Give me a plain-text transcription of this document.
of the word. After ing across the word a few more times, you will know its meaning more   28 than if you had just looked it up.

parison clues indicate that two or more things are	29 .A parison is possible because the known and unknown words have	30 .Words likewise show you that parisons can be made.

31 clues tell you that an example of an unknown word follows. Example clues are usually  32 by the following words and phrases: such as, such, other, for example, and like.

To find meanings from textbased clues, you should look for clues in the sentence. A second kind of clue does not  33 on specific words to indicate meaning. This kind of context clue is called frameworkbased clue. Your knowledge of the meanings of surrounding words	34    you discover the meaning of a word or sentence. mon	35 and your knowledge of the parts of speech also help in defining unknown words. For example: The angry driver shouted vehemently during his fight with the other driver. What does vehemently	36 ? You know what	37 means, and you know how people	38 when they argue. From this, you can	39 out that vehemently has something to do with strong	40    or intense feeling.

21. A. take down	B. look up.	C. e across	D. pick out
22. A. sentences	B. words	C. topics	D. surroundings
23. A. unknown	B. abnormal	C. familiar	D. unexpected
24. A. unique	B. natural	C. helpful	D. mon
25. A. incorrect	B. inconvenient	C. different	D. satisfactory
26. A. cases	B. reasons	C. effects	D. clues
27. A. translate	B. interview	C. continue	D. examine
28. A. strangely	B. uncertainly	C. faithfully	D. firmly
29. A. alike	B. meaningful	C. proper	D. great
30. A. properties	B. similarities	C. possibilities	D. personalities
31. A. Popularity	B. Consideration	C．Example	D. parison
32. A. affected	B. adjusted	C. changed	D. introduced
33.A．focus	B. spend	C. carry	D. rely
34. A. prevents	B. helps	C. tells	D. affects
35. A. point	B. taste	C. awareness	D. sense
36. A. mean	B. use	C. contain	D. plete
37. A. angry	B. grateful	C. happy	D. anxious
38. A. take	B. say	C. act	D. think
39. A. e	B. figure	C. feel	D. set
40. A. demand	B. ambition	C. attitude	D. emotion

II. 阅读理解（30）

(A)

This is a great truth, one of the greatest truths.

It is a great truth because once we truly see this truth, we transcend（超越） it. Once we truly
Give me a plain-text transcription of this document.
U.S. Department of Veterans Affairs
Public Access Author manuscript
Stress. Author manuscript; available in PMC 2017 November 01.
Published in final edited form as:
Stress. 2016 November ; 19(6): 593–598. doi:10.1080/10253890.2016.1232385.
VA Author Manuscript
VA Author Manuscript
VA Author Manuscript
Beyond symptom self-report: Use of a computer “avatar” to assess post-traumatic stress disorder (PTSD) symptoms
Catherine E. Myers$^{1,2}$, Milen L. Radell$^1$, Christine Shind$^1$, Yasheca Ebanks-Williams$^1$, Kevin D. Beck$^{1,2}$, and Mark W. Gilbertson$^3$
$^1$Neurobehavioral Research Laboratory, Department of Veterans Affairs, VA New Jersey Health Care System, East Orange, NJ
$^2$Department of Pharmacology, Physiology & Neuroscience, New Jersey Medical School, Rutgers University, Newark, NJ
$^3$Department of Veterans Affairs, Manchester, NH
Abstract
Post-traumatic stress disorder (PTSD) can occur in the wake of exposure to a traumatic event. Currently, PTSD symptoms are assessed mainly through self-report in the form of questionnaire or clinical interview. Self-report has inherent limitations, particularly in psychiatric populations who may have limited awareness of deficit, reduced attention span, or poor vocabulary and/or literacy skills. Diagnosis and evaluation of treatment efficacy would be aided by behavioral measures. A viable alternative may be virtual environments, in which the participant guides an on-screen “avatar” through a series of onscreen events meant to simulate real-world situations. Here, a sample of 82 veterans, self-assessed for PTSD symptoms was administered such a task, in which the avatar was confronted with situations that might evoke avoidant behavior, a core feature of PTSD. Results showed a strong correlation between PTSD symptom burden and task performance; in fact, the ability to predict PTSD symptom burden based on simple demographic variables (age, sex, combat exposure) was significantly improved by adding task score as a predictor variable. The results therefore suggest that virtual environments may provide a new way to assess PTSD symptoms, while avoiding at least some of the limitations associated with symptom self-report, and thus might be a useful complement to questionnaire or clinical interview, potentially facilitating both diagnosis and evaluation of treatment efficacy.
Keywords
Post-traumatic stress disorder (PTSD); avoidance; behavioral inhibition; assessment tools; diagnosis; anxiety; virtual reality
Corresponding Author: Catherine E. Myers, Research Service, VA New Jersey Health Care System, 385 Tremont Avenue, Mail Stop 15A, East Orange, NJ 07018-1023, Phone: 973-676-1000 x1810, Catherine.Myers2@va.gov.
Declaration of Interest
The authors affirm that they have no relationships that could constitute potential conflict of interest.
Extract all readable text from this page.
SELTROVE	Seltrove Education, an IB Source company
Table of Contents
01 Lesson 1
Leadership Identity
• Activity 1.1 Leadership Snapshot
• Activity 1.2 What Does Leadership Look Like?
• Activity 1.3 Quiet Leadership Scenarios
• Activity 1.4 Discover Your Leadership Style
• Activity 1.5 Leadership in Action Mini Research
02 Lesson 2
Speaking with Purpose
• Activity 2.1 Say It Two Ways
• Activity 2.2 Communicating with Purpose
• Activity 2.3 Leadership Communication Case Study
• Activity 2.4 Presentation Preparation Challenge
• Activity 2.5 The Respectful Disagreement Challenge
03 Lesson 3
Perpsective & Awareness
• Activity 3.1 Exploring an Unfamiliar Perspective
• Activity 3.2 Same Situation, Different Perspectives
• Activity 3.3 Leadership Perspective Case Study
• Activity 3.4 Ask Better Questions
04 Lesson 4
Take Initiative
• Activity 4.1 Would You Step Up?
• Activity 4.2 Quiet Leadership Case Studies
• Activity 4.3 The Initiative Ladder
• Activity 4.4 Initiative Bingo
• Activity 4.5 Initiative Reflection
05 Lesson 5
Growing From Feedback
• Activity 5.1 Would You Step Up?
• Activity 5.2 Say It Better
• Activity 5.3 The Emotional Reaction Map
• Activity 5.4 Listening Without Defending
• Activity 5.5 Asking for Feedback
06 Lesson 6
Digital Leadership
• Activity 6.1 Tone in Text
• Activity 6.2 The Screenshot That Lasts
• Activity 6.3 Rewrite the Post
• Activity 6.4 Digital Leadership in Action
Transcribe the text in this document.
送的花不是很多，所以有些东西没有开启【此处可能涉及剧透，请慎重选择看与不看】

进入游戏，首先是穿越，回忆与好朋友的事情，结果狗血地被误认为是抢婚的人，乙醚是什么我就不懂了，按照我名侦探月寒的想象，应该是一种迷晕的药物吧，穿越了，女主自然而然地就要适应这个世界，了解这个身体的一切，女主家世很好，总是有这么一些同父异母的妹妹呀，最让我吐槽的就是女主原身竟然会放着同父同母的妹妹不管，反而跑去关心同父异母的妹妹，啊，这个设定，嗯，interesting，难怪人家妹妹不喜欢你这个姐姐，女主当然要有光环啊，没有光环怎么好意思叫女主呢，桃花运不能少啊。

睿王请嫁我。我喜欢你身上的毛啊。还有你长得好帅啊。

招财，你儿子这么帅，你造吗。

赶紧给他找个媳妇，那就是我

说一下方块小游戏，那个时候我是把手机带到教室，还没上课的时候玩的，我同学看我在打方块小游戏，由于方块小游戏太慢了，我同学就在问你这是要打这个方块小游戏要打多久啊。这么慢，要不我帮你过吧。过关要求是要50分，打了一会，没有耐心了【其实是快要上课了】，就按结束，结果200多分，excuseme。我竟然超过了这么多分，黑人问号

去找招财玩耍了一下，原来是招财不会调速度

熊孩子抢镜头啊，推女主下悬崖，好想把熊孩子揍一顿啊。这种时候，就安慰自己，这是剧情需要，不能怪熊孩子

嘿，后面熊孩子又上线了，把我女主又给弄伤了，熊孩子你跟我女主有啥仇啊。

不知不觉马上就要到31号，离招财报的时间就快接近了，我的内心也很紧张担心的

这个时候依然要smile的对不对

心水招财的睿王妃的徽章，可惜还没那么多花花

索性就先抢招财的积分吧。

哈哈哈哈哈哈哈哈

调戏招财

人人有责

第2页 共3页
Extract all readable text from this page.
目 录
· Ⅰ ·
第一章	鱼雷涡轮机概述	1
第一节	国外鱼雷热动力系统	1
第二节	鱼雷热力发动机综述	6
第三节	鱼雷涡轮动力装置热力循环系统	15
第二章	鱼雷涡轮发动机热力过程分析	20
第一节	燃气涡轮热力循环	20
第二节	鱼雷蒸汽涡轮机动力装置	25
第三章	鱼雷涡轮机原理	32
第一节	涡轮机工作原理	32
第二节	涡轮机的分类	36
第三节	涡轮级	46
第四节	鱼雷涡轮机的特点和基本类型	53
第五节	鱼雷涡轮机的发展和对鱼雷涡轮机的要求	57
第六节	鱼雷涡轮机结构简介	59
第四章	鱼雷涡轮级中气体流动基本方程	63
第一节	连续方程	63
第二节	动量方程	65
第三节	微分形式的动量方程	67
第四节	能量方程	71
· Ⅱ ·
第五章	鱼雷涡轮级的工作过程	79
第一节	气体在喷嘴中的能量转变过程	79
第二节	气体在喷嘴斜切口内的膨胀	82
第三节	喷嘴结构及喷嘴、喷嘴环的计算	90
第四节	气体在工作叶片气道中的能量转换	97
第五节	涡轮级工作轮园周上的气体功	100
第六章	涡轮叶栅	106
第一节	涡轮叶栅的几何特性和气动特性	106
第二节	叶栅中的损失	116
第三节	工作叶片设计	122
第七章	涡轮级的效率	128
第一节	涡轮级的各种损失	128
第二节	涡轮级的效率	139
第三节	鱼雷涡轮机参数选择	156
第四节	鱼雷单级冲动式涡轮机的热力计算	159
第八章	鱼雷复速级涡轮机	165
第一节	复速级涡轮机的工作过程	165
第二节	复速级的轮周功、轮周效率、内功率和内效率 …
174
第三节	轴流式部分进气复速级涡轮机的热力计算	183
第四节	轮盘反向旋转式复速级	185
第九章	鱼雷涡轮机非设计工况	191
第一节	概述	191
──────────────────────────────
**Goal of the exercise**:
From the entries above, copy every line that holds the word "Better".

**Final result**:
• Activity 3.4 Ask Better Questions
• Activity 5.2 Say It Better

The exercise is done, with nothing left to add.